BEGIN Material shown

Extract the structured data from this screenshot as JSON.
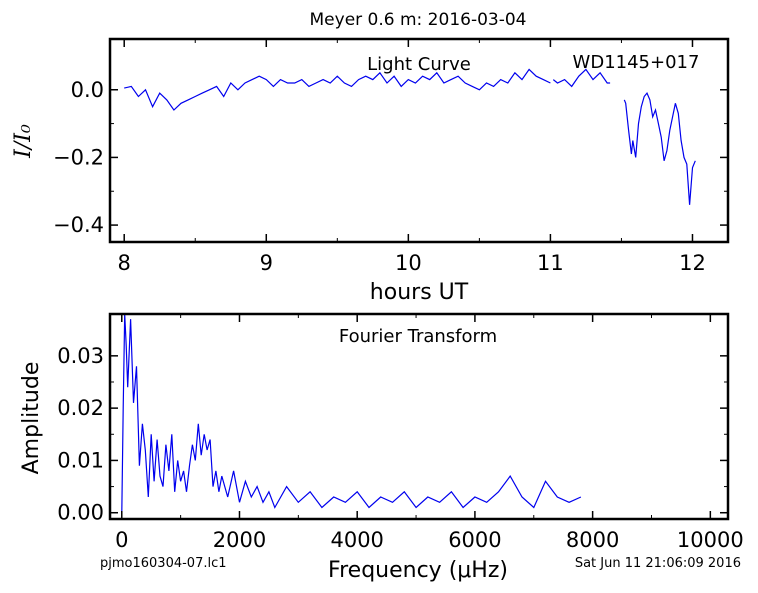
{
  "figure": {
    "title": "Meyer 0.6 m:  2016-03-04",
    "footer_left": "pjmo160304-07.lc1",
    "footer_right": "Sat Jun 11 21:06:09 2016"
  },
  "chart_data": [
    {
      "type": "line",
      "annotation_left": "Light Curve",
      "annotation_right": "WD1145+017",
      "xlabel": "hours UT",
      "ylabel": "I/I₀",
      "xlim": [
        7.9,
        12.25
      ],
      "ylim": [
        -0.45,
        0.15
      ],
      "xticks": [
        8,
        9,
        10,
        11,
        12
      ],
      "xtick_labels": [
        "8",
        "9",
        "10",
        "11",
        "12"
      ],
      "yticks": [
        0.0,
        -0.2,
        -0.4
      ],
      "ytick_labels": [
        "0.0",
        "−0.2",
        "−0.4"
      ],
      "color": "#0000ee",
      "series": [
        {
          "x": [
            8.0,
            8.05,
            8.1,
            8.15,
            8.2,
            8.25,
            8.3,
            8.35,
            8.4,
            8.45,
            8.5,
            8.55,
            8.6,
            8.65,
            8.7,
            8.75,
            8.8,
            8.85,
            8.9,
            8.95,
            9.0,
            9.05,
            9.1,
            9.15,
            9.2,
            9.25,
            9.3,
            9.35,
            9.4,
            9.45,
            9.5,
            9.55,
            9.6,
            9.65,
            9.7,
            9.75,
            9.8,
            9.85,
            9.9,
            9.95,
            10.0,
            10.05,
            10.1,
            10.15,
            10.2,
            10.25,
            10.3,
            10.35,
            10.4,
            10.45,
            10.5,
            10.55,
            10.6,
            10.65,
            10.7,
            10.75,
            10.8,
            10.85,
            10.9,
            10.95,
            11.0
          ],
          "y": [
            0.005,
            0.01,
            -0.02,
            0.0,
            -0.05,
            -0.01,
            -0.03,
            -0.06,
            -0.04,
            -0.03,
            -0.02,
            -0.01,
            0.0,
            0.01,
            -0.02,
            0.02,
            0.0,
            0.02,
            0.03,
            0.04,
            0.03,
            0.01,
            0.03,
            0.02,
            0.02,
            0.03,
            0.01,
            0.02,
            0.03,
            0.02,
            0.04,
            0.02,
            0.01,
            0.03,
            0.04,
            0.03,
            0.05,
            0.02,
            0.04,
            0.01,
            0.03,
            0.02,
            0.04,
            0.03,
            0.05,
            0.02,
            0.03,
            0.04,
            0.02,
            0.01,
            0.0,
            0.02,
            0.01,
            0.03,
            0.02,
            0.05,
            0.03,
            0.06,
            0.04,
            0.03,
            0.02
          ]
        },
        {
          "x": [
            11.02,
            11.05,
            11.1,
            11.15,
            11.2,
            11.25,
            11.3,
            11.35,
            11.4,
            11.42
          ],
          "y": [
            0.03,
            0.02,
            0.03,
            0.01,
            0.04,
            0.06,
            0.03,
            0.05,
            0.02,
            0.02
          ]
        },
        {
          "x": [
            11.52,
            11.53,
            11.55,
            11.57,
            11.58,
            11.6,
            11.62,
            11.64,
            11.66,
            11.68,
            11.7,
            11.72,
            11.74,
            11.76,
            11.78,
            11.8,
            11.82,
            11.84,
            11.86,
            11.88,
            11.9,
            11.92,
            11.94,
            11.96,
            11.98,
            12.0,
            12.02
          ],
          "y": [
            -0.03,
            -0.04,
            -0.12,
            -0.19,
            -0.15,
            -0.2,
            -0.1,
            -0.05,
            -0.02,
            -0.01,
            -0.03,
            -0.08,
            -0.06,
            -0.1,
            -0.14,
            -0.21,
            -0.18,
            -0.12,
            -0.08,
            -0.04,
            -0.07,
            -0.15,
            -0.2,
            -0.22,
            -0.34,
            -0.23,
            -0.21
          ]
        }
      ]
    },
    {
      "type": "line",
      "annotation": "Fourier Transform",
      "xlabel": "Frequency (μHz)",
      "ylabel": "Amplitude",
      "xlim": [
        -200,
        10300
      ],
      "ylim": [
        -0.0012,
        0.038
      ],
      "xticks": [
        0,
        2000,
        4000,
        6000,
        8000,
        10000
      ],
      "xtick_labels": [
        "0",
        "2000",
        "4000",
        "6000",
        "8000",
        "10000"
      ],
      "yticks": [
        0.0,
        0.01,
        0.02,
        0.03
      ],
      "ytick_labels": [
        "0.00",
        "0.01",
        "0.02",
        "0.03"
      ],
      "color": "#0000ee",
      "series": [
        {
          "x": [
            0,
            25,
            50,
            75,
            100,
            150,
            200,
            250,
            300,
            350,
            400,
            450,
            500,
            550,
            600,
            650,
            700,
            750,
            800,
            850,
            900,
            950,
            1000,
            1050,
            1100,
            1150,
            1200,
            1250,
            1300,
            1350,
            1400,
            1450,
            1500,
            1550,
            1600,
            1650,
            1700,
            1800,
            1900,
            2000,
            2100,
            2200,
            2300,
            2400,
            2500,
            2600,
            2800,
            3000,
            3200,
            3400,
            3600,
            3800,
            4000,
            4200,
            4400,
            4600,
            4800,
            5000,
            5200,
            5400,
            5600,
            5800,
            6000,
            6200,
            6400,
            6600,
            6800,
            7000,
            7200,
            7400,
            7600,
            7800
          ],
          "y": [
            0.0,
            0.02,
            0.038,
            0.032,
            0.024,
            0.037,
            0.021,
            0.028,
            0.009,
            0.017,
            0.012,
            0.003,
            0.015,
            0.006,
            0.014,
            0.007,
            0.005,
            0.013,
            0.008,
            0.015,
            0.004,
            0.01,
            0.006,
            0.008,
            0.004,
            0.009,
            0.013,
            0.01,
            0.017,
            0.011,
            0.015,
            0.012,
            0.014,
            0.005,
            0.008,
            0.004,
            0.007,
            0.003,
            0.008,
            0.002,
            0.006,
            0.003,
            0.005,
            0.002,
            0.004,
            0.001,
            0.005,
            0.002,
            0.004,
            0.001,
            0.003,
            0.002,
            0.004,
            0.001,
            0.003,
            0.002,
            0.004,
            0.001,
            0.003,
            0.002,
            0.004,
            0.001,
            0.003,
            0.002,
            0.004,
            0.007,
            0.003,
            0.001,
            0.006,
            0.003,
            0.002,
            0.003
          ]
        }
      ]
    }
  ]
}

END Material shown

» Exercise objective
Give the entries again word for word, but skip the pictures.

» Task result
Extract the structured data from this screenshot as JSON.
{
  "figure": {
    "title": "Meyer 0.6 m:  2016-03-04",
    "footer_left": "pjmo160304-07.lc1",
    "footer_right": "Sat Jun 11 21:06:09 2016"
  },
  "chart_data": [
    {
      "type": "line",
      "annotation_left": "Light Curve",
      "annotation_right": "WD1145+017",
      "xlabel": "hours UT",
      "ylabel": "I/I₀",
      "xlim": [
        7.9,
        12.25
      ],
      "ylim": [
        -0.45,
        0.15
      ],
      "xticks": [
        8,
        9,
        10,
        11,
        12
      ],
      "xtick_labels": [
        "8",
        "9",
        "10",
        "11",
        "12"
      ],
      "yticks": [
        0.0,
        -0.2,
        -0.4
      ],
      "ytick_labels": [
        "0.0",
        "−0.2",
        "−0.4"
      ],
      "color": "#0000ee",
      "series": [
        {
          "x": [
            8.0,
            8.05,
            8.1,
            8.15,
            8.2,
            8.25,
            8.3,
            8.35,
            8.4,
            8.45,
            8.5,
            8.55,
            8.6,
            8.65,
            8.7,
            8.75,
            8.8,
            8.85,
            8.9,
            8.95,
            9.0,
            9.05,
            9.1,
            9.15,
            9.2,
            9.25,
            9.3,
            9.35,
            9.4,
            9.45,
            9.5,
            9.55,
            9.6,
            9.65,
            9.7,
            9.75,
            9.8,
            9.85,
            9.9,
            9.95,
            10.0,
            10.05,
            10.1,
            10.15,
            10.2,
            10.25,
            10.3,
            10.35,
            10.4,
            10.45,
            10.5,
            10.55,
            10.6,
            10.65,
            10.7,
            10.75,
            10.8,
            10.85,
            10.9,
            10.95,
            11.0
          ],
          "y": [
            0.005,
            0.01,
            -0.02,
            0.0,
            -0.05,
            -0.01,
            -0.03,
            -0.06,
            -0.04,
            -0.03,
            -0.02,
            -0.01,
            0.0,
            0.01,
            -0.02,
            0.02,
            0.0,
            0.02,
            0.03,
            0.04,
            0.03,
            0.01,
            0.03,
            0.02,
            0.02,
            0.03,
            0.01,
            0.02,
            0.03,
            0.02,
            0.04,
            0.02,
            0.01,
            0.03,
            0.04,
            0.03,
            0.05,
            0.02,
            0.04,
            0.01,
            0.03,
            0.02,
            0.04,
            0.03,
            0.05,
            0.02,
            0.03,
            0.04,
            0.02,
            0.01,
            0.0,
            0.02,
            0.01,
            0.03,
            0.02,
            0.05,
            0.03,
            0.06,
            0.04,
            0.03,
            0.02
          ]
        },
        {
          "x": [
            11.02,
            11.05,
            11.1,
            11.15,
            11.2,
            11.25,
            11.3,
            11.35,
            11.4,
            11.42
          ],
          "y": [
            0.03,
            0.02,
            0.03,
            0.01,
            0.04,
            0.06,
            0.03,
            0.05,
            0.02,
            0.02
          ]
        },
        {
          "x": [
            11.52,
            11.53,
            11.55,
            11.57,
            11.58,
            11.6,
            11.62,
            11.64,
            11.66,
            11.68,
            11.7,
            11.72,
            11.74,
            11.76,
            11.78,
            11.8,
            11.82,
            11.84,
            11.86,
            11.88,
            11.9,
            11.92,
            11.94,
            11.96,
            11.98,
            12.0,
            12.02
          ],
          "y": [
            -0.03,
            -0.04,
            -0.12,
            -0.19,
            -0.15,
            -0.2,
            -0.1,
            -0.05,
            -0.02,
            -0.01,
            -0.03,
            -0.08,
            -0.06,
            -0.1,
            -0.14,
            -0.21,
            -0.18,
            -0.12,
            -0.08,
            -0.04,
            -0.07,
            -0.15,
            -0.2,
            -0.22,
            -0.34,
            -0.23,
            -0.21
          ]
        }
      ]
    },
    {
      "type": "line",
      "annotation": "Fourier Transform",
      "xlabel": "Frequency (μHz)",
      "ylabel": "Amplitude",
      "xlim": [
        -200,
        10300
      ],
      "ylim": [
        -0.0012,
        0.038
      ],
      "xticks": [
        0,
        2000,
        4000,
        6000,
        8000,
        10000
      ],
      "xtick_labels": [
        "0",
        "2000",
        "4000",
        "6000",
        "8000",
        "10000"
      ],
      "yticks": [
        0.0,
        0.01,
        0.02,
        0.03
      ],
      "ytick_labels": [
        "0.00",
        "0.01",
        "0.02",
        "0.03"
      ],
      "color": "#0000ee",
      "series": [
        {
          "x": [
            0,
            25,
            50,
            75,
            100,
            150,
            200,
            250,
            300,
            350,
            400,
            450,
            500,
            550,
            600,
            650,
            700,
            750,
            800,
            850,
            900,
            950,
            1000,
            1050,
            1100,
            1150,
            1200,
            1250,
            1300,
            1350,
            1400,
            1450,
            1500,
            1550,
            1600,
            1650,
            1700,
            1800,
            1900,
            2000,
            2100,
            2200,
            2300,
            2400,
            2500,
            2600,
            2800,
            3000,
            3200,
            3400,
            3600,
            3800,
            4000,
            4200,
            4400,
            4600,
            4800,
            5000,
            5200,
            5400,
            5600,
            5800,
            6000,
            6200,
            6400,
            6600,
            6800,
            7000,
            7200,
            7400,
            7600,
            7800
          ],
          "y": [
            0.0,
            0.02,
            0.038,
            0.032,
            0.024,
            0.037,
            0.021,
            0.028,
            0.009,
            0.017,
            0.012,
            0.003,
            0.015,
            0.006,
            0.014,
            0.007,
            0.005,
            0.013,
            0.008,
            0.015,
            0.004,
            0.01,
            0.006,
            0.008,
            0.004,
            0.009,
            0.013,
            0.01,
            0.017,
            0.011,
            0.015,
            0.012,
            0.014,
            0.005,
            0.008,
            0.004,
            0.007,
            0.003,
            0.008,
            0.002,
            0.006,
            0.003,
            0.005,
            0.002,
            0.004,
            0.001,
            0.005,
            0.002,
            0.004,
            0.001,
            0.003,
            0.002,
            0.004,
            0.001,
            0.003,
            0.002,
            0.004,
            0.001,
            0.003,
            0.002,
            0.004,
            0.001,
            0.003,
            0.002,
            0.004,
            0.007,
            0.003,
            0.001,
            0.006,
            0.003,
            0.002,
            0.003
          ]
        }
      ]
    }
  ]
}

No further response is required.